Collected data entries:
"""

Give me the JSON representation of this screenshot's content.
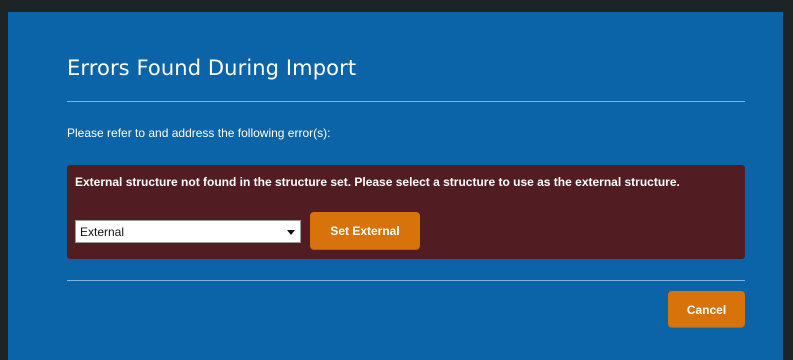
{
  "dialog": {
    "title": "Errors Found During Import",
    "instruction": "Please refer to and address the following error(s):",
    "error": {
      "message": "External structure not found in the structure set. Please select a structure to use as the external structure.",
      "select": {
        "selected_value": "External",
        "icon": "chevron-down-icon"
      },
      "set_button_label": "Set External"
    },
    "cancel_button_label": "Cancel"
  },
  "colors": {
    "dialog_background": "#0b63a8",
    "error_background": "#521d22",
    "button_accent": "#d8720b",
    "backdrop": "#1e2326"
  }
}
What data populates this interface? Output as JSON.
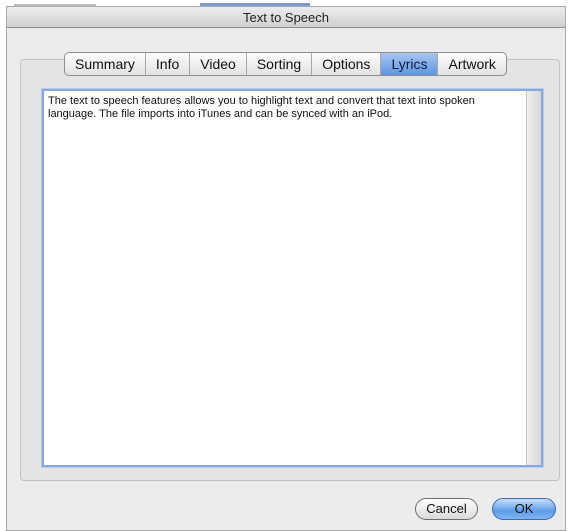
{
  "window": {
    "title": "Text to Speech"
  },
  "tabs": [
    {
      "label": "Summary",
      "selected": false
    },
    {
      "label": "Info",
      "selected": false
    },
    {
      "label": "Video",
      "selected": false
    },
    {
      "label": "Sorting",
      "selected": false
    },
    {
      "label": "Options",
      "selected": false
    },
    {
      "label": "Lyrics",
      "selected": true
    },
    {
      "label": "Artwork",
      "selected": false
    }
  ],
  "lyrics": {
    "text": "The text to speech features allows you to highlight text and convert that text into spoken language. The file imports into iTunes and can be synced with an iPod."
  },
  "buttons": {
    "cancel_label": "Cancel",
    "ok_label": "OK"
  },
  "colors": {
    "selected_tab": "#6f9fe4",
    "default_button": "#5e9de9",
    "focus_ring": "#86a8de"
  }
}
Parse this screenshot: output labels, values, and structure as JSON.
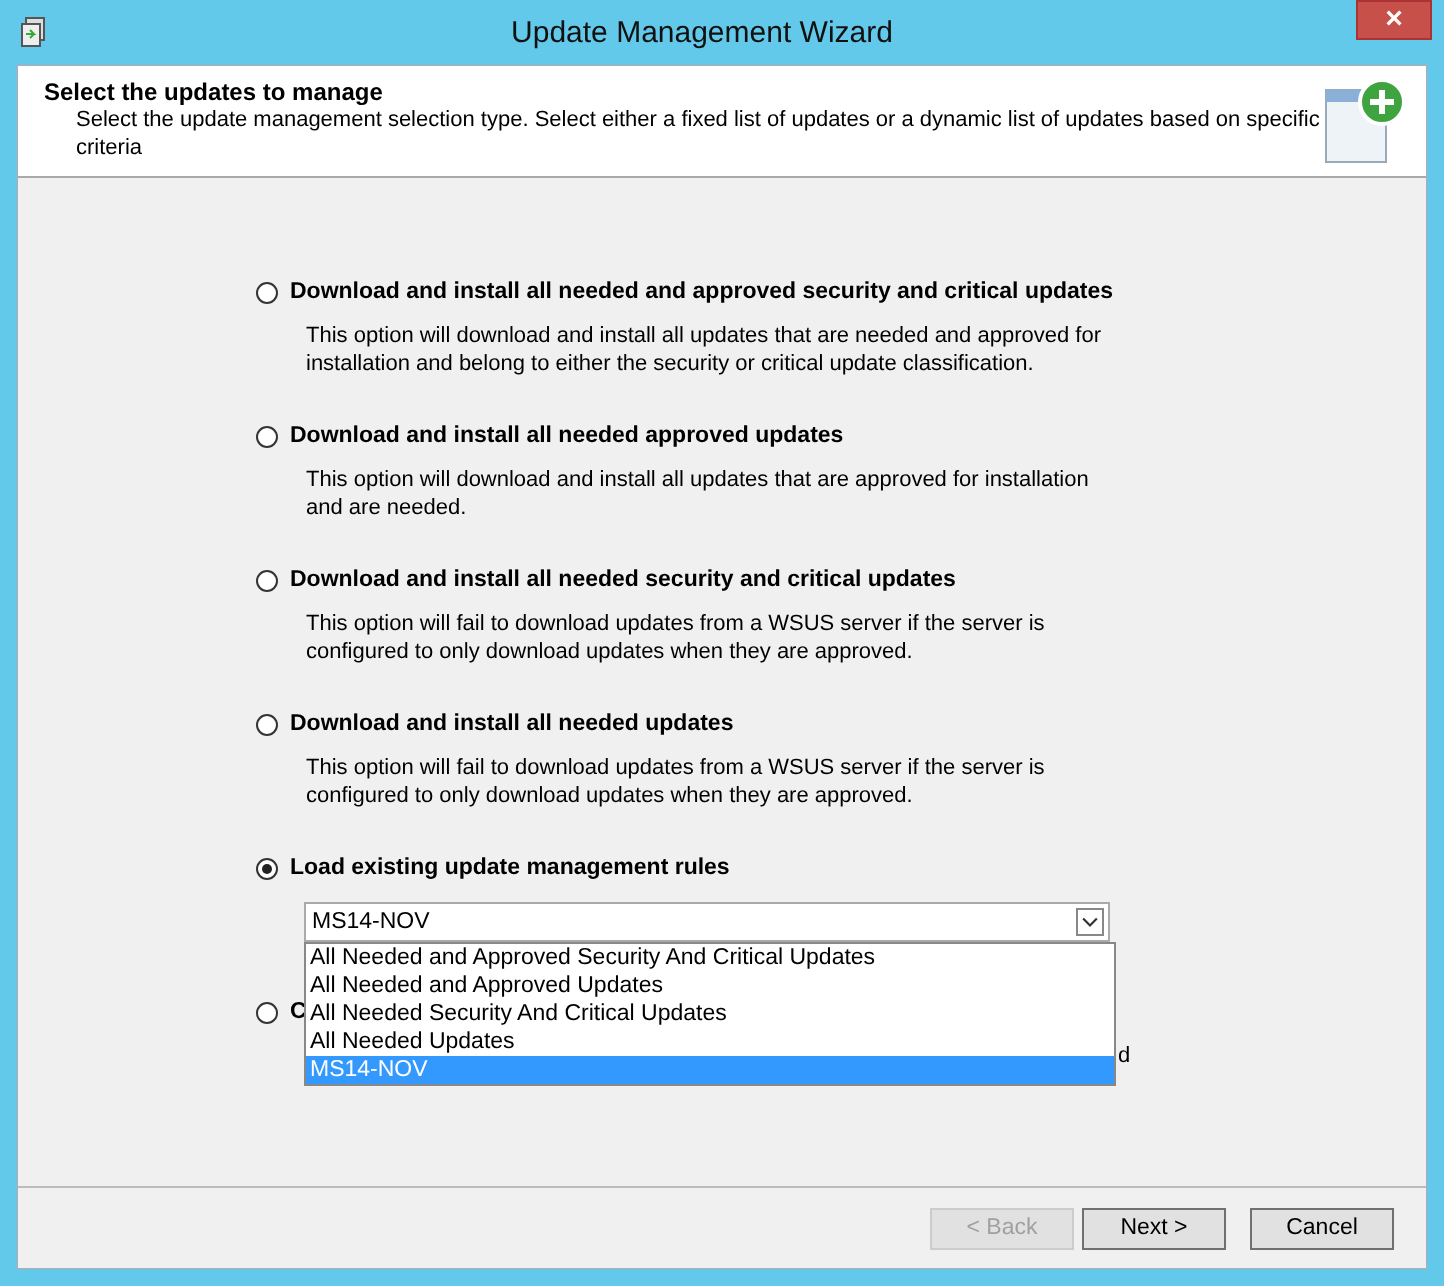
{
  "window": {
    "title": "Update Management Wizard",
    "close": "×"
  },
  "header": {
    "title": "Select the updates to manage",
    "subtitle": "Select the update management selection type. Select either a fixed list of updates or a dynamic list of updates based on specific criteria"
  },
  "options": [
    {
      "label": "Download and install all needed and approved security and critical updates",
      "selected": false,
      "description": [
        "This option will download and install all updates that are needed and approved for installation and belong to either the security or critical update classification."
      ]
    },
    {
      "label": "Download and install all needed approved updates",
      "selected": false,
      "description": [
        "This option will download and install all updates that are approved for installation and are needed."
      ]
    },
    {
      "label": "Download and install all needed security and critical updates",
      "selected": false,
      "description": [
        "This option will fail to download updates from a WSUS server if the server is configured to only download updates when they are approved."
      ]
    },
    {
      "label": "Download and install all needed updates",
      "selected": false,
      "description": [
        "This option will fail to download updates from a WSUS server if the server is configured to only download updates when they are approved."
      ]
    },
    {
      "label": "Load existing update management rules",
      "selected": true
    },
    {
      "label": "C",
      "selected": false,
      "description": [
        "d"
      ]
    }
  ],
  "combo": {
    "value": "MS14-NOV",
    "items": [
      {
        "label": "All Needed and Approved Security And Critical Updates",
        "selected": false
      },
      {
        "label": "All Needed and Approved Updates",
        "selected": false
      },
      {
        "label": "All Needed Security And Critical Updates",
        "selected": false
      },
      {
        "label": "All Needed Updates",
        "selected": false
      },
      {
        "label": "MS14-NOV",
        "selected": true
      }
    ]
  },
  "buttons": [
    {
      "label": "< Back",
      "disabled": true
    },
    {
      "label": "Next >",
      "disabled": false
    },
    {
      "label": "Cancel",
      "disabled": false
    }
  ]
}
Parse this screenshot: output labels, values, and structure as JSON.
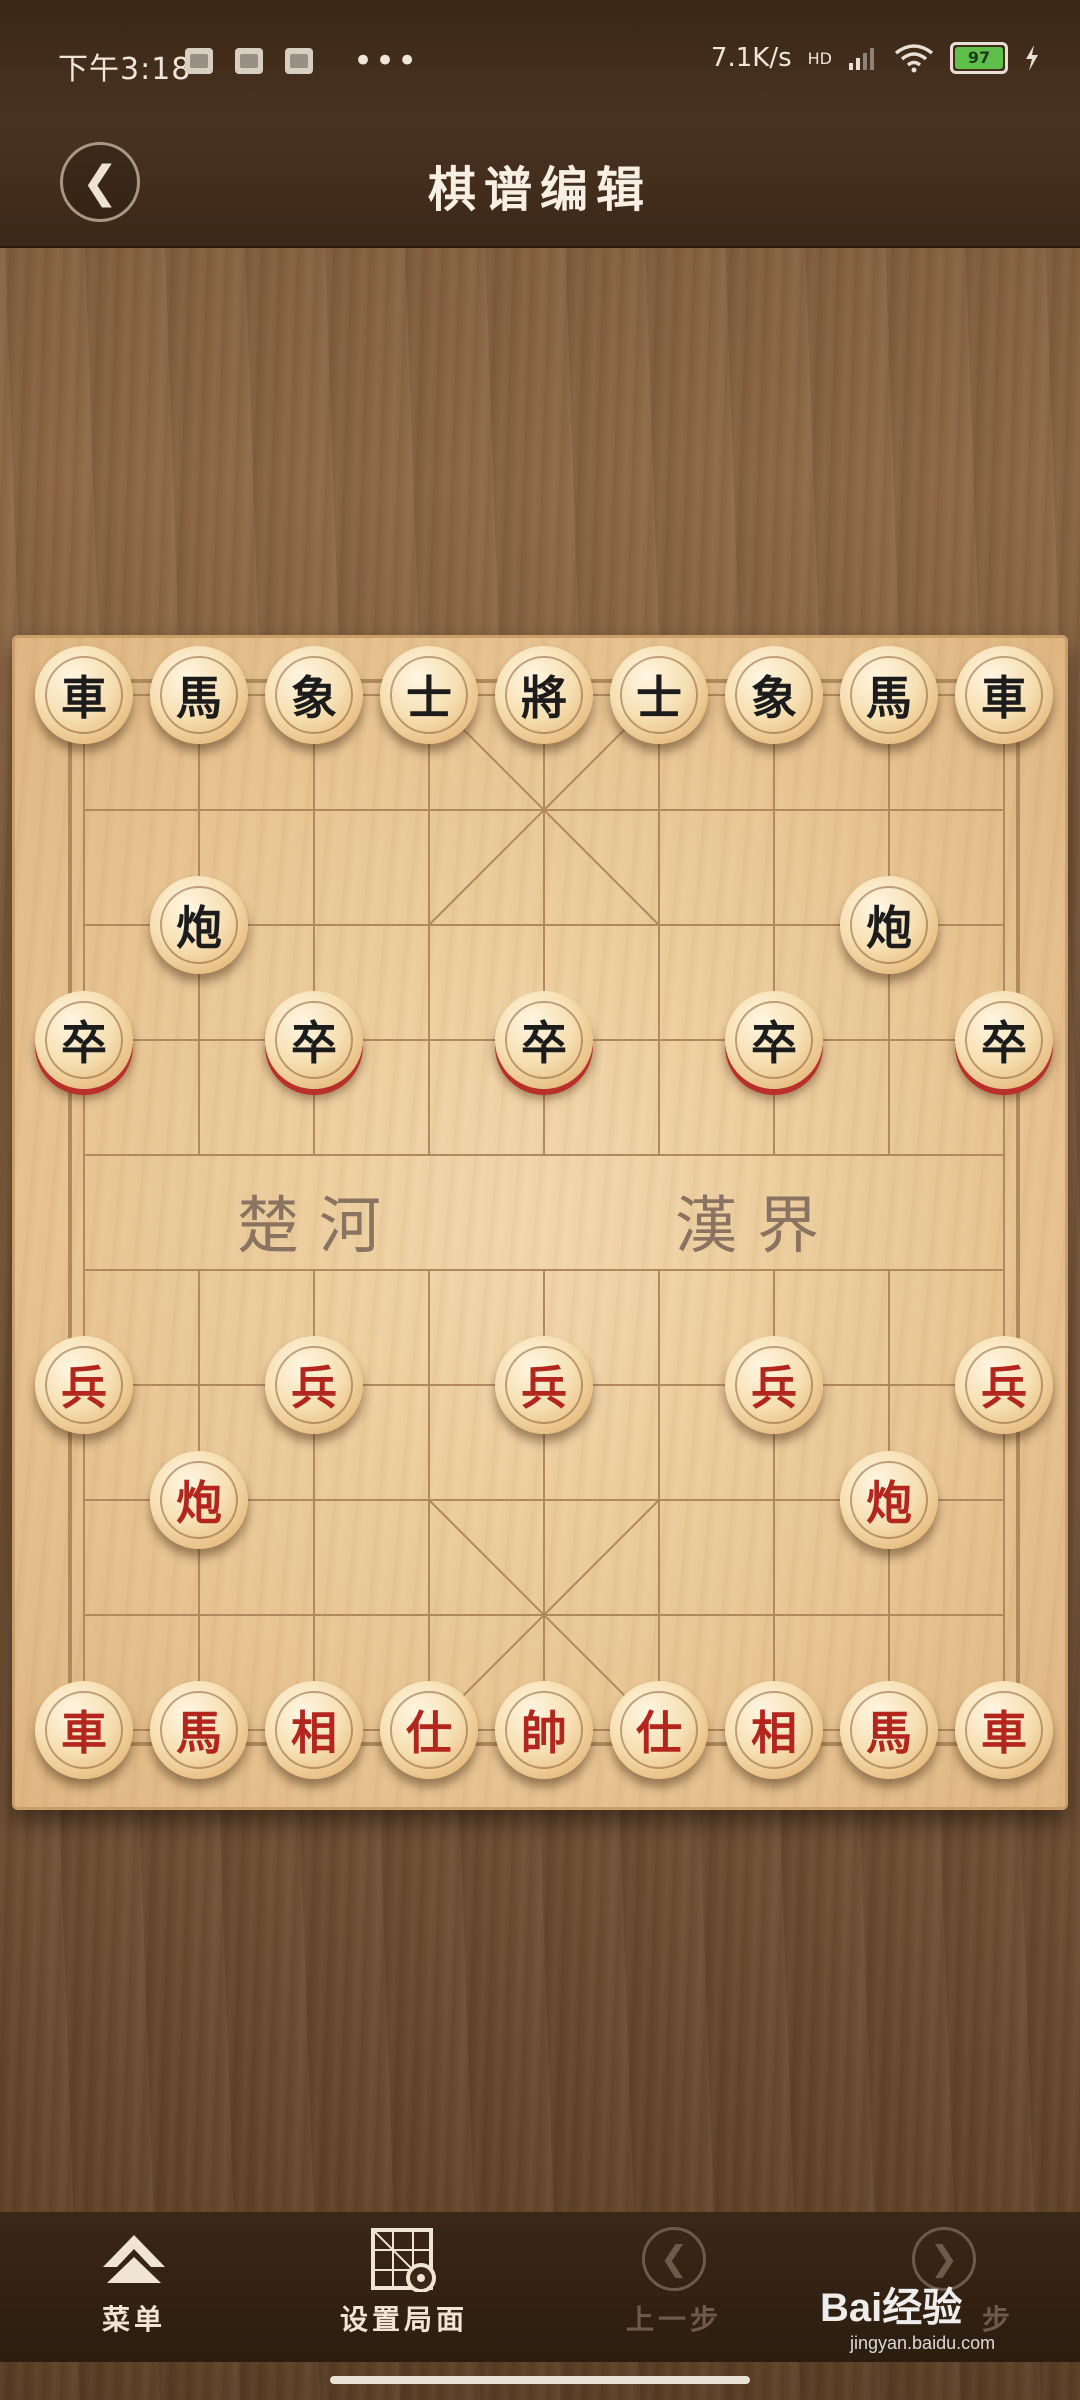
{
  "status_bar": {
    "time": "下午3:18",
    "network_speed": "7.1K/s",
    "network_badge": "HD",
    "battery": "97",
    "more_dots": "•••"
  },
  "header": {
    "title": "棋谱编辑",
    "back_icon": "back-chevron-icon",
    "back_symbol": "❮"
  },
  "board": {
    "river_left": "楚河",
    "river_right": "漢界",
    "pieces": [
      {
        "id": "b-chariot-l",
        "char": "車",
        "side": "black",
        "col": 0,
        "row": 0
      },
      {
        "id": "b-horse-l",
        "char": "馬",
        "side": "black",
        "col": 1,
        "row": 0
      },
      {
        "id": "b-elephant-l",
        "char": "象",
        "side": "black",
        "col": 2,
        "row": 0
      },
      {
        "id": "b-advisor-l",
        "char": "士",
        "side": "black",
        "col": 3,
        "row": 0
      },
      {
        "id": "b-general",
        "char": "將",
        "side": "black",
        "col": 4,
        "row": 0
      },
      {
        "id": "b-advisor-r",
        "char": "士",
        "side": "black",
        "col": 5,
        "row": 0
      },
      {
        "id": "b-elephant-r",
        "char": "象",
        "side": "black",
        "col": 6,
        "row": 0
      },
      {
        "id": "b-horse-r",
        "char": "馬",
        "side": "black",
        "col": 7,
        "row": 0
      },
      {
        "id": "b-chariot-r",
        "char": "車",
        "side": "black",
        "col": 8,
        "row": 0
      },
      {
        "id": "b-cannon-l",
        "char": "炮",
        "side": "black",
        "col": 1,
        "row": 2
      },
      {
        "id": "b-cannon-r",
        "char": "炮",
        "side": "black",
        "col": 7,
        "row": 2
      },
      {
        "id": "b-soldier-1",
        "char": "卒",
        "side": "black",
        "col": 0,
        "row": 3,
        "ring": true
      },
      {
        "id": "b-soldier-2",
        "char": "卒",
        "side": "black",
        "col": 2,
        "row": 3,
        "ring": true
      },
      {
        "id": "b-soldier-3",
        "char": "卒",
        "side": "black",
        "col": 4,
        "row": 3,
        "ring": true
      },
      {
        "id": "b-soldier-4",
        "char": "卒",
        "side": "black",
        "col": 6,
        "row": 3,
        "ring": true
      },
      {
        "id": "b-soldier-5",
        "char": "卒",
        "side": "black",
        "col": 8,
        "row": 3,
        "ring": true
      },
      {
        "id": "r-soldier-1",
        "char": "兵",
        "side": "red",
        "col": 0,
        "row": 6
      },
      {
        "id": "r-soldier-2",
        "char": "兵",
        "side": "red",
        "col": 2,
        "row": 6
      },
      {
        "id": "r-soldier-3",
        "char": "兵",
        "side": "red",
        "col": 4,
        "row": 6
      },
      {
        "id": "r-soldier-4",
        "char": "兵",
        "side": "red",
        "col": 6,
        "row": 6
      },
      {
        "id": "r-soldier-5",
        "char": "兵",
        "side": "red",
        "col": 8,
        "row": 6
      },
      {
        "id": "r-cannon-l",
        "char": "炮",
        "side": "red",
        "col": 1,
        "row": 7
      },
      {
        "id": "r-cannon-r",
        "char": "炮",
        "side": "red",
        "col": 7,
        "row": 7
      },
      {
        "id": "r-chariot-l",
        "char": "車",
        "side": "red",
        "col": 0,
        "row": 9
      },
      {
        "id": "r-horse-l",
        "char": "馬",
        "side": "red",
        "col": 1,
        "row": 9
      },
      {
        "id": "r-elephant-l",
        "char": "相",
        "side": "red",
        "col": 2,
        "row": 9
      },
      {
        "id": "r-advisor-l",
        "char": "仕",
        "side": "red",
        "col": 3,
        "row": 9
      },
      {
        "id": "r-general",
        "char": "帥",
        "side": "red",
        "col": 4,
        "row": 9
      },
      {
        "id": "r-advisor-r",
        "char": "仕",
        "side": "red",
        "col": 5,
        "row": 9
      },
      {
        "id": "r-elephant-r",
        "char": "相",
        "side": "red",
        "col": 6,
        "row": 9
      },
      {
        "id": "r-horse-r",
        "char": "馬",
        "side": "red",
        "col": 7,
        "row": 9
      },
      {
        "id": "r-chariot-r",
        "char": "車",
        "side": "red",
        "col": 8,
        "row": 9
      }
    ]
  },
  "toolbar": {
    "menu_label": "菜单",
    "setup_label": "设置局面",
    "prev_label": "上一步",
    "next_label": "步",
    "prev_symbol": "❮",
    "next_symbol": "❯"
  },
  "watermark": {
    "text": "Bai经验",
    "sub": "jingyan.baidu.com"
  },
  "colors": {
    "red_piece_text": "#b3261e",
    "black_piece_text": "#1c1c1c",
    "board": "#e9c796",
    "bar": "#3a2716"
  }
}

"""

→ **WORK TO DO**
Go through the entries above and output them exactly, without pictures.

→ **TASK RESULT**
Give me the JSON representation of this screenshot's content.
{
  "dialog": {
    "title": "Errors Found During Import",
    "instruction": "Please refer to and address the following error(s):",
    "error": {
      "message": "External structure not found in the structure set. Please select a structure to use as the external structure.",
      "select": {
        "selected_value": "External",
        "icon": "chevron-down-icon"
      },
      "set_button_label": "Set External"
    },
    "cancel_button_label": "Cancel"
  },
  "colors": {
    "dialog_background": "#0b63a8",
    "error_background": "#521d22",
    "button_accent": "#d8720b",
    "backdrop": "#1e2326"
  }
}
What data populates this interface? Output as JSON.
{
  "window": {
    "title": "Text to Speech"
  },
  "tabs": [
    {
      "label": "Summary",
      "selected": false
    },
    {
      "label": "Info",
      "selected": false
    },
    {
      "label": "Video",
      "selected": false
    },
    {
      "label": "Sorting",
      "selected": false
    },
    {
      "label": "Options",
      "selected": false
    },
    {
      "label": "Lyrics",
      "selected": true
    },
    {
      "label": "Artwork",
      "selected": false
    }
  ],
  "lyrics": {
    "text": "The text to speech features allows you to highlight text and convert that text into spoken language. The file imports into iTunes and can be synced with an iPod."
  },
  "buttons": {
    "cancel_label": "Cancel",
    "ok_label": "OK"
  },
  "colors": {
    "selected_tab": "#6f9fe4",
    "default_button": "#5e9de9",
    "focus_ring": "#86a8de"
  }
}
Parse this screenshot: output labels, values, and structure as JSON.
{
  "window": {
    "title": "Update Management Wizard",
    "close": "×"
  },
  "header": {
    "title": "Select the updates to manage",
    "subtitle": "Select the update management selection type. Select either a fixed list of updates or a dynamic list of updates based on specific criteria"
  },
  "options": [
    {
      "label": "Download and install all needed and approved security and critical updates",
      "selected": false,
      "description": [
        "This option will download and install all updates that are needed and approved for installation and belong to either the security or critical update classification."
      ]
    },
    {
      "label": "Download and install all needed approved updates",
      "selected": false,
      "description": [
        "This option will download and install all updates that are approved for installation and are needed."
      ]
    },
    {
      "label": "Download and install all needed security and critical updates",
      "selected": false,
      "description": [
        "This option will fail to download updates from a WSUS server if the server is configured to only download updates when they are approved."
      ]
    },
    {
      "label": "Download and install all needed updates",
      "selected": false,
      "description": [
        "This option will fail to download updates from a WSUS server if the server is configured to only download updates when they are approved."
      ]
    },
    {
      "label": "Load existing update management rules",
      "selected": true
    },
    {
      "label": "C",
      "selected": false,
      "description": [
        "d"
      ]
    }
  ],
  "combo": {
    "value": "MS14-NOV",
    "items": [
      {
        "label": "All Needed and Approved Security And Critical Updates",
        "selected": false
      },
      {
        "label": "All Needed and Approved Updates",
        "selected": false
      },
      {
        "label": "All Needed Security And Critical Updates",
        "selected": false
      },
      {
        "label": "All Needed Updates",
        "selected": false
      },
      {
        "label": "MS14-NOV",
        "selected": true
      }
    ]
  },
  "buttons": [
    {
      "label": "< Back",
      "disabled": true
    },
    {
      "label": "Next >",
      "disabled": false
    },
    {
      "label": "Cancel",
      "disabled": false
    }
  ]
}
Parse this screenshot: output labels, values, and structure as JSON.
{
  "status_bar": {
    "time": "下午3:18",
    "network_speed": "7.1K/s",
    "network_badge": "HD",
    "battery": "97",
    "more_dots": "•••"
  },
  "header": {
    "title": "棋谱编辑",
    "back_icon": "back-chevron-icon",
    "back_symbol": "❮"
  },
  "board": {
    "river_left": "楚河",
    "river_right": "漢界",
    "pieces": [
      {
        "id": "b-chariot-l",
        "char": "車",
        "side": "black",
        "col": 0,
        "row": 0
      },
      {
        "id": "b-horse-l",
        "char": "馬",
        "side": "black",
        "col": 1,
        "row": 0
      },
      {
        "id": "b-elephant-l",
        "char": "象",
        "side": "black",
        "col": 2,
        "row": 0
      },
      {
        "id": "b-advisor-l",
        "char": "士",
        "side": "black",
        "col": 3,
        "row": 0
      },
      {
        "id": "b-general",
        "char": "將",
        "side": "black",
        "col": 4,
        "row": 0
      },
      {
        "id": "b-advisor-r",
        "char": "士",
        "side": "black",
        "col": 5,
        "row": 0
      },
      {
        "id": "b-elephant-r",
        "char": "象",
        "side": "black",
        "col": 6,
        "row": 0
      },
      {
        "id": "b-horse-r",
        "char": "馬",
        "side": "black",
        "col": 7,
        "row": 0
      },
      {
        "id": "b-chariot-r",
        "char": "車",
        "side": "black",
        "col": 8,
        "row": 0
      },
      {
        "id": "b-cannon-l",
        "char": "炮",
        "side": "black",
        "col": 1,
        "row": 2
      },
      {
        "id": "b-cannon-r",
        "char": "炮",
        "side": "black",
        "col": 7,
        "row": 2
      },
      {
        "id": "b-soldier-1",
        "char": "卒",
        "side": "black",
        "col": 0,
        "row": 3,
        "ring": true
      },
      {
        "id": "b-soldier-2",
        "char": "卒",
        "side": "black",
        "col": 2,
        "row": 3,
        "ring": true
      },
      {
        "id": "b-soldier-3",
        "char": "卒",
        "side": "black",
        "col": 4,
        "row": 3,
        "ring": true
      },
      {
        "id": "b-soldier-4",
        "char": "卒",
        "side": "black",
        "col": 6,
        "row": 3,
        "ring": true
      },
      {
        "id": "b-soldier-5",
        "char": "卒",
        "side": "black",
        "col": 8,
        "row": 3,
        "ring": true
      },
      {
        "id": "r-soldier-1",
        "char": "兵",
        "side": "red",
        "col": 0,
        "row": 6
      },
      {
        "id": "r-soldier-2",
        "char": "兵",
        "side": "red",
        "col": 2,
        "row": 6
      },
      {
        "id": "r-soldier-3",
        "char": "兵",
        "side": "red",
        "col": 4,
        "row": 6
      },
      {
        "id": "r-soldier-4",
        "char": "兵",
        "side": "red",
        "col": 6,
        "row": 6
      },
      {
        "id": "r-soldier-5",
        "char": "兵",
        "side": "red",
        "col": 8,
        "row": 6
      },
      {
        "id": "r-cannon-l",
        "char": "炮",
        "side": "red",
        "col": 1,
        "row": 7
      },
      {
        "id": "r-cannon-r",
        "char": "炮",
        "side": "red",
        "col": 7,
        "row": 7
      },
      {
        "id": "r-chariot-l",
        "char": "車",
        "side": "red",
        "col": 0,
        "row": 9
      },
      {
        "id": "r-horse-l",
        "char": "馬",
        "side": "red",
        "col": 1,
        "row": 9
      },
      {
        "id": "r-elephant-l",
        "char": "相",
        "side": "red",
        "col": 2,
        "row": 9
      },
      {
        "id": "r-advisor-l",
        "char": "仕",
        "side": "red",
        "col": 3,
        "row": 9
      },
      {
        "id": "r-general",
        "char": "帥",
        "side": "red",
        "col": 4,
        "row": 9
      },
      {
        "id": "r-advisor-r",
        "char": "仕",
        "side": "red",
        "col": 5,
        "row": 9
      },
      {
        "id": "r-elephant-r",
        "char": "相",
        "side": "red",
        "col": 6,
        "row": 9
      },
      {
        "id": "r-horse-r",
        "char": "馬",
        "side": "red",
        "col": 7,
        "row": 9
      },
      {
        "id": "r-chariot-r",
        "char": "車",
        "side": "red",
        "col": 8,
        "row": 9
      }
    ]
  },
  "toolbar": {
    "menu_label": "菜单",
    "setup_label": "设置局面",
    "prev_label": "上一步",
    "next_label": "步",
    "prev_symbol": "❮",
    "next_symbol": "❯"
  },
  "watermark": {
    "text": "Bai经验",
    "sub": "jingyan.baidu.com"
  },
  "colors": {
    "red_piece_text": "#b3261e",
    "black_piece_text": "#1c1c1c",
    "board": "#e9c796",
    "bar": "#3a2716"
  }
}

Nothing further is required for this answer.